→ **Your instructions**:
List each line of the data that holds the string "icon".

## begin

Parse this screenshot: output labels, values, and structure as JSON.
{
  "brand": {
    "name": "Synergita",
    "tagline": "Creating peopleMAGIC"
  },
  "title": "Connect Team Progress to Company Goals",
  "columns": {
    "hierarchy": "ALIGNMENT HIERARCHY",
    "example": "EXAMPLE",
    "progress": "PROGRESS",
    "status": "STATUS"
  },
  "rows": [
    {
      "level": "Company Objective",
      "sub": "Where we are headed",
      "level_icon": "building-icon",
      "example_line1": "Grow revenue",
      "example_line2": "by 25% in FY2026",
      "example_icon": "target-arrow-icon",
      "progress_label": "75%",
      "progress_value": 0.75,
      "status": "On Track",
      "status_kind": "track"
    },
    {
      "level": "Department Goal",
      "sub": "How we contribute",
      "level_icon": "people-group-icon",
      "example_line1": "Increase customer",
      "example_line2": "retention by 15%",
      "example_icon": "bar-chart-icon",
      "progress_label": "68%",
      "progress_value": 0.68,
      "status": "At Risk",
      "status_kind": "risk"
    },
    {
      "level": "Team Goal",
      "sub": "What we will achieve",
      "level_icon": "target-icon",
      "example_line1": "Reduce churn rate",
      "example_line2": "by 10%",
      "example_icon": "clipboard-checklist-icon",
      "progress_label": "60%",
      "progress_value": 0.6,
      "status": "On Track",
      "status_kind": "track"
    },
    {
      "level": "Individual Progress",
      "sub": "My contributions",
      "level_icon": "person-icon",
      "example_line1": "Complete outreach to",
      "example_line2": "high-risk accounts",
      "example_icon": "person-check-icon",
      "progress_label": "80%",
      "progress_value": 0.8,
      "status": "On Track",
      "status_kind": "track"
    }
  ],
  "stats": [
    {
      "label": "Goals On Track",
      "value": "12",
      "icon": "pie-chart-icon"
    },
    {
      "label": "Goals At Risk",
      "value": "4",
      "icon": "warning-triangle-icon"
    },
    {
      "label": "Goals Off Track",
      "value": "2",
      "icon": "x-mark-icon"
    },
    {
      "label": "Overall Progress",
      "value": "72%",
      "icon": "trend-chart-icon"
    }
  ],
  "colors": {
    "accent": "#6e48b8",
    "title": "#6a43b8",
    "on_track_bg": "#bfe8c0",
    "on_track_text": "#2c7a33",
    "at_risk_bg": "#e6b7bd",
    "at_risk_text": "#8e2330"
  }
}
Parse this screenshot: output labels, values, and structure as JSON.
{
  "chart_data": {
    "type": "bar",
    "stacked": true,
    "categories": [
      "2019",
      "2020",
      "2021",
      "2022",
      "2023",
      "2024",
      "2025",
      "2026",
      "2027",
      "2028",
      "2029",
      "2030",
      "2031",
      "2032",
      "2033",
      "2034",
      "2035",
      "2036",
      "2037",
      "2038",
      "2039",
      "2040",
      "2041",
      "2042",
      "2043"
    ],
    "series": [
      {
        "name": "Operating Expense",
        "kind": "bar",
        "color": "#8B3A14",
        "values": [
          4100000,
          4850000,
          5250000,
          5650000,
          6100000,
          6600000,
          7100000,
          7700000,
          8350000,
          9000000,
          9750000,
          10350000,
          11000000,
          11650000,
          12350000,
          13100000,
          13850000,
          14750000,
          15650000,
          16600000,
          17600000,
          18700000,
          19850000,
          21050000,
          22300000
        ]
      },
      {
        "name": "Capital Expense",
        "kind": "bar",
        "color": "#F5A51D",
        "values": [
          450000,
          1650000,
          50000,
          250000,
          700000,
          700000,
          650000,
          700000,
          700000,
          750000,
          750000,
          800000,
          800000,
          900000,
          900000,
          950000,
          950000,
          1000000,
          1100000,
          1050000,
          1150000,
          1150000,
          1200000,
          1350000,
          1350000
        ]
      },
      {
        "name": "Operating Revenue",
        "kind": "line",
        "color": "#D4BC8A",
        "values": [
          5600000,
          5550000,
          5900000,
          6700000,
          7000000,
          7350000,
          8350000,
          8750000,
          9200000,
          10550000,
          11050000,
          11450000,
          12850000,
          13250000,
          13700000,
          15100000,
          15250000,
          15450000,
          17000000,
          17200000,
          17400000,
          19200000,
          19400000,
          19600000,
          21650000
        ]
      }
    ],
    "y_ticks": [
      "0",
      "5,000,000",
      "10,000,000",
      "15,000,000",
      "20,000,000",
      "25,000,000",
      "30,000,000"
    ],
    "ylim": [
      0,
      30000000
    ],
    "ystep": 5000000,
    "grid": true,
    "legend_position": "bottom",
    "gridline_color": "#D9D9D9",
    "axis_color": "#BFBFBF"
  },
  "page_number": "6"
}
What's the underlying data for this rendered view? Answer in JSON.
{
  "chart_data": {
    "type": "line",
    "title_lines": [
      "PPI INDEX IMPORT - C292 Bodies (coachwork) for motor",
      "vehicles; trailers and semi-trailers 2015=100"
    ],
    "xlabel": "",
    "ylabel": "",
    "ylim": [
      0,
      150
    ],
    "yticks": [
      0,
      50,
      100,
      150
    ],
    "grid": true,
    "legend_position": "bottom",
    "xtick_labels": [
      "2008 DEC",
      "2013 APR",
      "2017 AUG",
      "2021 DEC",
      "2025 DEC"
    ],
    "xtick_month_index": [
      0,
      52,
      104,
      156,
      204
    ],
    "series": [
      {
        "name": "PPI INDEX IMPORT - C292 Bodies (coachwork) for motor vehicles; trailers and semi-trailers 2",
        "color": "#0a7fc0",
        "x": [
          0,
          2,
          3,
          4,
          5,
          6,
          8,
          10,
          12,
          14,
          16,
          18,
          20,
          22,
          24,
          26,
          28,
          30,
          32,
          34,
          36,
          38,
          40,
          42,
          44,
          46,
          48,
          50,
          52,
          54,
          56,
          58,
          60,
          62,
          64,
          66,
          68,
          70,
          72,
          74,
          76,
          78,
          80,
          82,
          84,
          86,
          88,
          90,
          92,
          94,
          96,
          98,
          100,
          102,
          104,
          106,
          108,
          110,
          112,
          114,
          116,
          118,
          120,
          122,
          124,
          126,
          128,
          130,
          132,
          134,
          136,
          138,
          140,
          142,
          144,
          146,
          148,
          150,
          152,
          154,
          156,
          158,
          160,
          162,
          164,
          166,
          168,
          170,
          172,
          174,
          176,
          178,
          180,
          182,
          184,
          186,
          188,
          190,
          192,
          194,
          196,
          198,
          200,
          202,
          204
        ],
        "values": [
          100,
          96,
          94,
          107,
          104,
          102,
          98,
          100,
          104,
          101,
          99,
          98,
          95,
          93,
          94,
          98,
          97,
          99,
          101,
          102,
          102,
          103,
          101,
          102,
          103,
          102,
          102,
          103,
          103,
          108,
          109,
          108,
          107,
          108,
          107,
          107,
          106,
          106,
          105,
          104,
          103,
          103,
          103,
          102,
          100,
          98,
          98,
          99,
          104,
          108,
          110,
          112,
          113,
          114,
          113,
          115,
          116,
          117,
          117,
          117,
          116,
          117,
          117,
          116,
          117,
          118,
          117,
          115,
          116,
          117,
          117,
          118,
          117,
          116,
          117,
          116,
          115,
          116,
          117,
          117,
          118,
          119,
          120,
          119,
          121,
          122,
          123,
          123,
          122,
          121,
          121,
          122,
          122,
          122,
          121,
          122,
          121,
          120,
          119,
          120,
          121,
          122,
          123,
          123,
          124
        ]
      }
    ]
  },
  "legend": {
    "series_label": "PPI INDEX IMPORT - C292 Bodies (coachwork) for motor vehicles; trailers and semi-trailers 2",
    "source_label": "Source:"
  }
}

## end

→ **Exercise solution**:
      "level_icon": "building-icon",
      "example_icon": "target-arrow-icon",
      "level_icon": "people-group-icon",
      "example_icon": "bar-chart-icon",
      "level_icon": "target-icon",
      "example_icon": "clipboard-checklist-icon",
      "level_icon": "person-icon",
      "example_icon": "person-check-icon",
      "icon": "pie-chart-icon"
      "icon": "warning-triangle-icon"
      "icon": "x-mark-icon"
      "icon": "trend-chart-icon"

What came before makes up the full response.